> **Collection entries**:
###

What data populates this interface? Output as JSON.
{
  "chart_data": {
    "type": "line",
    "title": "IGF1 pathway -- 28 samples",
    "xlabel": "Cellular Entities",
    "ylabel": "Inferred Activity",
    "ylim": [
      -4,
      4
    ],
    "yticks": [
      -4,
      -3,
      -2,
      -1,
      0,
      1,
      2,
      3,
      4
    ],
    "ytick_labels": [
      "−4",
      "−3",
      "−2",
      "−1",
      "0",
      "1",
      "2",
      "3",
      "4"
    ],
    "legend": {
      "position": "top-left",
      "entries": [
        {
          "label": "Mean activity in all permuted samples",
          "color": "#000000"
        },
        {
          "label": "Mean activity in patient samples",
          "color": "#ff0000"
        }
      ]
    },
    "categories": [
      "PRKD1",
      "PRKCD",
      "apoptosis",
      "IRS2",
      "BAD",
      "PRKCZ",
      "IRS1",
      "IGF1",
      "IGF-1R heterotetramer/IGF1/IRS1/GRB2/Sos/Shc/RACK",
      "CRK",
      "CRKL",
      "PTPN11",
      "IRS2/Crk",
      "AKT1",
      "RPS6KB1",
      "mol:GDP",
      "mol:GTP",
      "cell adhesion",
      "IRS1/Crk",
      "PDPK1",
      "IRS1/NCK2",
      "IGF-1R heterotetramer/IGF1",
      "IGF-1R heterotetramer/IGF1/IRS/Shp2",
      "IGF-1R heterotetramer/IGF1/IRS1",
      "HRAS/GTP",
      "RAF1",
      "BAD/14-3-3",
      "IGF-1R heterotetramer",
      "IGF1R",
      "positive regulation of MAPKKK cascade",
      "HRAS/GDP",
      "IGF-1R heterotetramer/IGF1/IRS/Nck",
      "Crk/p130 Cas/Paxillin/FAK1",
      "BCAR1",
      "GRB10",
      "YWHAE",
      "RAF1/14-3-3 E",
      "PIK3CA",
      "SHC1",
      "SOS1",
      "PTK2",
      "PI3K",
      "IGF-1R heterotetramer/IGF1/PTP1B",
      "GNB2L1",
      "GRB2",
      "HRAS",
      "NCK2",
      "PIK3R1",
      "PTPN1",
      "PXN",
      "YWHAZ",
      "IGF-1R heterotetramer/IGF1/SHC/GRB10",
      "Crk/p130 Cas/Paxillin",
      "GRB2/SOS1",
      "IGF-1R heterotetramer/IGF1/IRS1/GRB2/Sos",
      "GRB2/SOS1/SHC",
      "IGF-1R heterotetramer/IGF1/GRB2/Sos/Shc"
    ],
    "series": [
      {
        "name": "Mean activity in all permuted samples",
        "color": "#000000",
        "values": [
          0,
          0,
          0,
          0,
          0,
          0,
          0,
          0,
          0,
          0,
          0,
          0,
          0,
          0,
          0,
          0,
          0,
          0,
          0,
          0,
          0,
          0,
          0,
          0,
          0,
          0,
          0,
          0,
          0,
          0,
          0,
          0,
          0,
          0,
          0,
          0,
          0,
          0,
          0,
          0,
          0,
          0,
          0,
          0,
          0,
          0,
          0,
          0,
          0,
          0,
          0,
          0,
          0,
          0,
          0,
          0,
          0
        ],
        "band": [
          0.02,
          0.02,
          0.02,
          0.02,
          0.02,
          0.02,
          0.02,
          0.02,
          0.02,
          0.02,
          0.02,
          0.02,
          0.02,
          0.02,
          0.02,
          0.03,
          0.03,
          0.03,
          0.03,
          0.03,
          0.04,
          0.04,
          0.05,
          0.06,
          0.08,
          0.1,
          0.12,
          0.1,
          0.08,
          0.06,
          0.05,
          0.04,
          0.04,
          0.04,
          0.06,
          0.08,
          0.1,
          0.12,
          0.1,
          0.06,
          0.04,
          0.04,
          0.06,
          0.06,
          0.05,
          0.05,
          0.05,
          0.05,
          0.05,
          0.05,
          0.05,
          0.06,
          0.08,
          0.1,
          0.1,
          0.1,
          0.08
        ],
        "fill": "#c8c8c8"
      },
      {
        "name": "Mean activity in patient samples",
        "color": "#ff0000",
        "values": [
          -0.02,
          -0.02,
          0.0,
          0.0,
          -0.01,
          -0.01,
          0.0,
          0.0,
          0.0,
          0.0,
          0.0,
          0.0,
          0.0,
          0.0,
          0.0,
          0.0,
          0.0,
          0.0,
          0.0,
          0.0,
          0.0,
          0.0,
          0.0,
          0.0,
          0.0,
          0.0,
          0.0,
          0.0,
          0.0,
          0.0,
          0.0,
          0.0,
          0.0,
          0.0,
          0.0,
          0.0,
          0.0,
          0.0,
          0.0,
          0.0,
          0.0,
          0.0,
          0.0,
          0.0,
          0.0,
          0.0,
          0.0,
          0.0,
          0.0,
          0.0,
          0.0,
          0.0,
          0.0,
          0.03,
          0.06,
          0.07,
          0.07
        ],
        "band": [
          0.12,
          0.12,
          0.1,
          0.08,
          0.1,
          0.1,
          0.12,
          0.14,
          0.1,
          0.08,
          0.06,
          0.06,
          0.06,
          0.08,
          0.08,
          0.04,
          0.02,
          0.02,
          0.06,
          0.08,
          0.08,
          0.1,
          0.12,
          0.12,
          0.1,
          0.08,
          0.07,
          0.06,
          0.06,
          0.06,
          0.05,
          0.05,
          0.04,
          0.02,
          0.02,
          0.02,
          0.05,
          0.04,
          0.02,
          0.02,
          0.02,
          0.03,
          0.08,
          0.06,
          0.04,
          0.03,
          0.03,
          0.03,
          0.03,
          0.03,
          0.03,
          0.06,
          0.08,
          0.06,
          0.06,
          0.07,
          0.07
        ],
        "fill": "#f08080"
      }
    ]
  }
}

###

> **Your goal**:
Retype all of the material above with every character intact.

> **Solution below**:
What data populates this interface? Output as JSON.
{
  "chart_data": {
    "type": "line",
    "title": "IGF1 pathway -- 28 samples",
    "xlabel": "Cellular Entities",
    "ylabel": "Inferred Activity",
    "ylim": [
      -4,
      4
    ],
    "yticks": [
      -4,
      -3,
      -2,
      -1,
      0,
      1,
      2,
      3,
      4
    ],
    "ytick_labels": [
      "−4",
      "−3",
      "−2",
      "−1",
      "0",
      "1",
      "2",
      "3",
      "4"
    ],
    "legend": {
      "position": "top-left",
      "entries": [
        {
          "label": "Mean activity in all permuted samples",
          "color": "#000000"
        },
        {
          "label": "Mean activity in patient samples",
          "color": "#ff0000"
        }
      ]
    },
    "categories": [
      "PRKD1",
      "PRKCD",
      "apoptosis",
      "IRS2",
      "BAD",
      "PRKCZ",
      "IRS1",
      "IGF1",
      "IGF-1R heterotetramer/IGF1/IRS1/GRB2/Sos/Shc/RACK",
      "CRK",
      "CRKL",
      "PTPN11",
      "IRS2/Crk",
      "AKT1",
      "RPS6KB1",
      "mol:GDP",
      "mol:GTP",
      "cell adhesion",
      "IRS1/Crk",
      "PDPK1",
      "IRS1/NCK2",
      "IGF-1R heterotetramer/IGF1",
      "IGF-1R heterotetramer/IGF1/IRS/Shp2",
      "IGF-1R heterotetramer/IGF1/IRS1",
      "HRAS/GTP",
      "RAF1",
      "BAD/14-3-3",
      "IGF-1R heterotetramer",
      "IGF1R",
      "positive regulation of MAPKKK cascade",
      "HRAS/GDP",
      "IGF-1R heterotetramer/IGF1/IRS/Nck",
      "Crk/p130 Cas/Paxillin/FAK1",
      "BCAR1",
      "GRB10",
      "YWHAE",
      "RAF1/14-3-3 E",
      "PIK3CA",
      "SHC1",
      "SOS1",
      "PTK2",
      "PI3K",
      "IGF-1R heterotetramer/IGF1/PTP1B",
      "GNB2L1",
      "GRB2",
      "HRAS",
      "NCK2",
      "PIK3R1",
      "PTPN1",
      "PXN",
      "YWHAZ",
      "IGF-1R heterotetramer/IGF1/SHC/GRB10",
      "Crk/p130 Cas/Paxillin",
      "GRB2/SOS1",
      "IGF-1R heterotetramer/IGF1/IRS1/GRB2/Sos",
      "GRB2/SOS1/SHC",
      "IGF-1R heterotetramer/IGF1/GRB2/Sos/Shc"
    ],
    "series": [
      {
        "name": "Mean activity in all permuted samples",
        "color": "#000000",
        "values": [
          0,
          0,
          0,
          0,
          0,
          0,
          0,
          0,
          0,
          0,
          0,
          0,
          0,
          0,
          0,
          0,
          0,
          0,
          0,
          0,
          0,
          0,
          0,
          0,
          0,
          0,
          0,
          0,
          0,
          0,
          0,
          0,
          0,
          0,
          0,
          0,
          0,
          0,
          0,
          0,
          0,
          0,
          0,
          0,
          0,
          0,
          0,
          0,
          0,
          0,
          0,
          0,
          0,
          0,
          0,
          0,
          0
        ],
        "band": [
          0.02,
          0.02,
          0.02,
          0.02,
          0.02,
          0.02,
          0.02,
          0.02,
          0.02,
          0.02,
          0.02,
          0.02,
          0.02,
          0.02,
          0.02,
          0.03,
          0.03,
          0.03,
          0.03,
          0.03,
          0.04,
          0.04,
          0.05,
          0.06,
          0.08,
          0.1,
          0.12,
          0.1,
          0.08,
          0.06,
          0.05,
          0.04,
          0.04,
          0.04,
          0.06,
          0.08,
          0.1,
          0.12,
          0.1,
          0.06,
          0.04,
          0.04,
          0.06,
          0.06,
          0.05,
          0.05,
          0.05,
          0.05,
          0.05,
          0.05,
          0.05,
          0.06,
          0.08,
          0.1,
          0.1,
          0.1,
          0.08
        ],
        "fill": "#c8c8c8"
      },
      {
        "name": "Mean activity in patient samples",
        "color": "#ff0000",
        "values": [
          -0.02,
          -0.02,
          0.0,
          0.0,
          -0.01,
          -0.01,
          0.0,
          0.0,
          0.0,
          0.0,
          0.0,
          0.0,
          0.0,
          0.0,
          0.0,
          0.0,
          0.0,
          0.0,
          0.0,
          0.0,
          0.0,
          0.0,
          0.0,
          0.0,
          0.0,
          0.0,
          0.0,
          0.0,
          0.0,
          0.0,
          0.0,
          0.0,
          0.0,
          0.0,
          0.0,
          0.0,
          0.0,
          0.0,
          0.0,
          0.0,
          0.0,
          0.0,
          0.0,
          0.0,
          0.0,
          0.0,
          0.0,
          0.0,
          0.0,
          0.0,
          0.0,
          0.0,
          0.0,
          0.03,
          0.06,
          0.07,
          0.07
        ],
        "band": [
          0.12,
          0.12,
          0.1,
          0.08,
          0.1,
          0.1,
          0.12,
          0.14,
          0.1,
          0.08,
          0.06,
          0.06,
          0.06,
          0.08,
          0.08,
          0.04,
          0.02,
          0.02,
          0.06,
          0.08,
          0.08,
          0.1,
          0.12,
          0.12,
          0.1,
          0.08,
          0.07,
          0.06,
          0.06,
          0.06,
          0.05,
          0.05,
          0.04,
          0.02,
          0.02,
          0.02,
          0.05,
          0.04,
          0.02,
          0.02,
          0.02,
          0.03,
          0.08,
          0.06,
          0.04,
          0.03,
          0.03,
          0.03,
          0.03,
          0.03,
          0.03,
          0.06,
          0.08,
          0.06,
          0.06,
          0.07,
          0.07
        ],
        "fill": "#f08080"
      }
    ]
  }
}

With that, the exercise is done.